→ The input
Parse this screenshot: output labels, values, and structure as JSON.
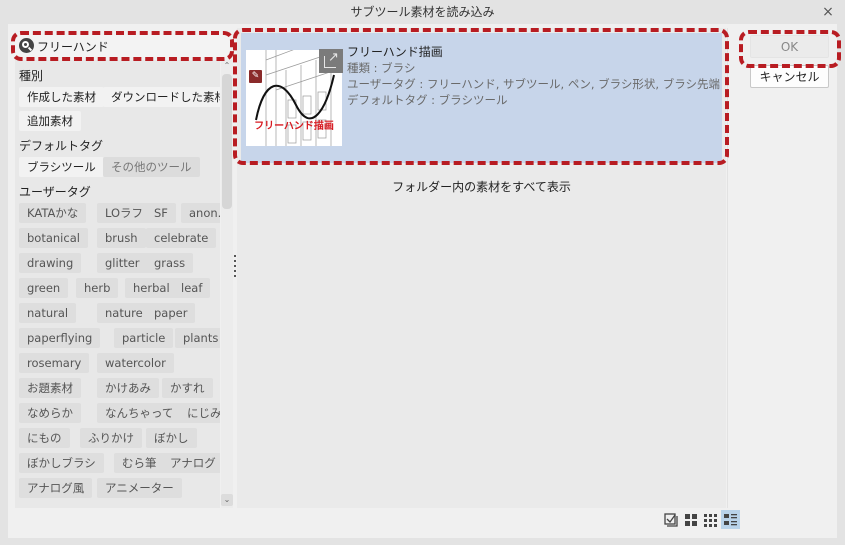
{
  "window": {
    "title": "サブツール素材を読み込み",
    "close_label": "×"
  },
  "search": {
    "value": "フリーハンド",
    "placeholder": ""
  },
  "filters": {
    "type_label": "種別",
    "type_tags": [
      {
        "label": "作成した素材",
        "state": "active"
      },
      {
        "label": "ダウンロードした素材",
        "state": "active"
      },
      {
        "label": "追加素材",
        "state": "active"
      }
    ],
    "default_tag_label": "デフォルトタグ",
    "default_tags": [
      {
        "label": "ブラシツール",
        "state": "active"
      },
      {
        "label": "その他のツール",
        "state": "dim"
      }
    ],
    "user_tag_label": "ユーザータグ",
    "user_tags": [
      "KATAかな",
      "LOラフ",
      "SF",
      "anon.",
      "botanical",
      "brush",
      "celebrate",
      "drawing",
      "glitter",
      "grass",
      "green",
      "herb",
      "herbal",
      "leaf",
      "natural",
      "nature",
      "paper",
      "paperflying",
      "particle",
      "plants",
      "rosemary",
      "watercolor",
      "お題素材",
      "かけあみ",
      "かすれ",
      "なめらか",
      "なんちゃって",
      "にじみ",
      "にもの",
      "ふりかけ",
      "ぼかし",
      "ぼかしブラシ",
      "むら筆",
      "アナログ",
      "アナログ風",
      "アニメーター"
    ]
  },
  "material": {
    "title": "フリーハンド描画",
    "thumbnail_label": "フリーハンド描画",
    "type_line": "種類 : ブラシ",
    "user_tags_line": "ユーザータグ : フリーハンド, サブツール, ペン, ブラシ形状, ブラシ先端",
    "default_tags_line": "デフォルトタグ : ブラシツール"
  },
  "show_all_label": "フォルダー内の素材をすべて表示",
  "buttons": {
    "ok": "OK",
    "cancel": "キャンセル"
  },
  "view_modes": [
    "select-all-icon",
    "large-grid-icon",
    "small-grid-icon",
    "list-detail-icon"
  ],
  "active_view_mode": "list-detail-icon",
  "colors": {
    "highlight": "#b81c22",
    "selected_item": "#c7d5ea",
    "active_view": "#b9d3ea"
  }
}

→ Required work
Replicate the material above verbatim; images stay out of the copy.

→ Correct response
Parse this screenshot: output labels, values, and structure as JSON.
{
  "window": {
    "title": "サブツール素材を読み込み",
    "close_label": "×"
  },
  "search": {
    "value": "フリーハンド",
    "placeholder": ""
  },
  "filters": {
    "type_label": "種別",
    "type_tags": [
      {
        "label": "作成した素材",
        "state": "active"
      },
      {
        "label": "ダウンロードした素材",
        "state": "active"
      },
      {
        "label": "追加素材",
        "state": "active"
      }
    ],
    "default_tag_label": "デフォルトタグ",
    "default_tags": [
      {
        "label": "ブラシツール",
        "state": "active"
      },
      {
        "label": "その他のツール",
        "state": "dim"
      }
    ],
    "user_tag_label": "ユーザータグ",
    "user_tags": [
      "KATAかな",
      "LOラフ",
      "SF",
      "anon.",
      "botanical",
      "brush",
      "celebrate",
      "drawing",
      "glitter",
      "grass",
      "green",
      "herb",
      "herbal",
      "leaf",
      "natural",
      "nature",
      "paper",
      "paperflying",
      "particle",
      "plants",
      "rosemary",
      "watercolor",
      "お題素材",
      "かけあみ",
      "かすれ",
      "なめらか",
      "なんちゃって",
      "にじみ",
      "にもの",
      "ふりかけ",
      "ぼかし",
      "ぼかしブラシ",
      "むら筆",
      "アナログ",
      "アナログ風",
      "アニメーター"
    ]
  },
  "material": {
    "title": "フリーハンド描画",
    "thumbnail_label": "フリーハンド描画",
    "type_line": "種類 : ブラシ",
    "user_tags_line": "ユーザータグ : フリーハンド, サブツール, ペン, ブラシ形状, ブラシ先端",
    "default_tags_line": "デフォルトタグ : ブラシツール"
  },
  "show_all_label": "フォルダー内の素材をすべて表示",
  "buttons": {
    "ok": "OK",
    "cancel": "キャンセル"
  },
  "view_modes": [
    "select-all-icon",
    "large-grid-icon",
    "small-grid-icon",
    "list-detail-icon"
  ],
  "active_view_mode": "list-detail-icon",
  "colors": {
    "highlight": "#b81c22",
    "selected_item": "#c7d5ea",
    "active_view": "#b9d3ea"
  }
}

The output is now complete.